Stored data entries
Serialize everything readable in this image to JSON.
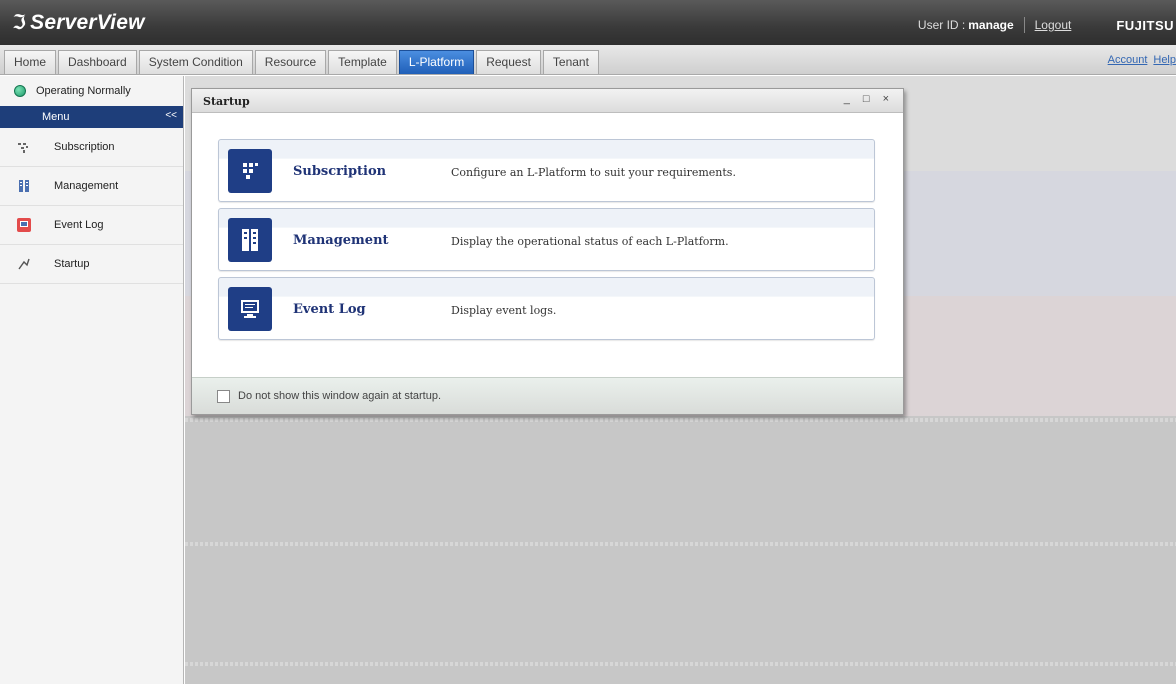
{
  "header": {
    "logo_text": "ServerView",
    "user_label": "User ID :",
    "user_id": "manage",
    "logout": "Logout",
    "brand": "FUJITSU"
  },
  "tabs": [
    {
      "label": "Home",
      "active": false
    },
    {
      "label": "Dashboard",
      "active": false
    },
    {
      "label": "System Condition",
      "active": false
    },
    {
      "label": "Resource",
      "active": false
    },
    {
      "label": "Template",
      "active": false
    },
    {
      "label": "L-Platform",
      "active": true
    },
    {
      "label": "Request",
      "active": false
    },
    {
      "label": "Tenant",
      "active": false
    }
  ],
  "top_links": {
    "account": "Account",
    "help": "Help"
  },
  "sidebar": {
    "status": "Operating Normally",
    "status_color": "#1e9a6a",
    "menu_title": "Menu",
    "collapse": "<<",
    "items": [
      {
        "label": "Subscription",
        "icon": "subscription-icon"
      },
      {
        "label": "Management",
        "icon": "management-icon"
      },
      {
        "label": "Event Log",
        "icon": "event-log-icon"
      },
      {
        "label": "Startup",
        "icon": "startup-icon"
      }
    ]
  },
  "dialog": {
    "title": "Startup",
    "minimize": "_",
    "maximize": "□",
    "close": "×",
    "cards": [
      {
        "name": "Subscription",
        "desc": "Configure an L-Platform to suit your requirements.",
        "icon": "subscription-icon"
      },
      {
        "name": "Management",
        "desc": "Display the operational status of each L-Platform.",
        "icon": "management-icon"
      },
      {
        "name": "Event Log",
        "desc": "Display event logs.",
        "icon": "event-log-icon"
      }
    ],
    "checkbox_label": "Do not show this window again at startup."
  },
  "colors": {
    "accent": "#1f3e86",
    "active_tab": "#1f5fb8",
    "menu_header": "#1e3e7a"
  }
}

> What the task asks
All the lines above are to be reproduced exactly, except the pictures.

> Full response
Serialize everything readable in this image to JSON.
{
  "header": {
    "logo_text": "ServerView",
    "user_label": "User ID :",
    "user_id": "manage",
    "logout": "Logout",
    "brand": "FUJITSU"
  },
  "tabs": [
    {
      "label": "Home",
      "active": false
    },
    {
      "label": "Dashboard",
      "active": false
    },
    {
      "label": "System Condition",
      "active": false
    },
    {
      "label": "Resource",
      "active": false
    },
    {
      "label": "Template",
      "active": false
    },
    {
      "label": "L-Platform",
      "active": true
    },
    {
      "label": "Request",
      "active": false
    },
    {
      "label": "Tenant",
      "active": false
    }
  ],
  "top_links": {
    "account": "Account",
    "help": "Help"
  },
  "sidebar": {
    "status": "Operating Normally",
    "status_color": "#1e9a6a",
    "menu_title": "Menu",
    "collapse": "<<",
    "items": [
      {
        "label": "Subscription",
        "icon": "subscription-icon"
      },
      {
        "label": "Management",
        "icon": "management-icon"
      },
      {
        "label": "Event Log",
        "icon": "event-log-icon"
      },
      {
        "label": "Startup",
        "icon": "startup-icon"
      }
    ]
  },
  "dialog": {
    "title": "Startup",
    "minimize": "_",
    "maximize": "□",
    "close": "×",
    "cards": [
      {
        "name": "Subscription",
        "desc": "Configure an L-Platform to suit your requirements.",
        "icon": "subscription-icon"
      },
      {
        "name": "Management",
        "desc": "Display the operational status of each L-Platform.",
        "icon": "management-icon"
      },
      {
        "name": "Event Log",
        "desc": "Display event logs.",
        "icon": "event-log-icon"
      }
    ],
    "checkbox_label": "Do not show this window again at startup."
  },
  "colors": {
    "accent": "#1f3e86",
    "active_tab": "#1f5fb8",
    "menu_header": "#1e3e7a"
  }
}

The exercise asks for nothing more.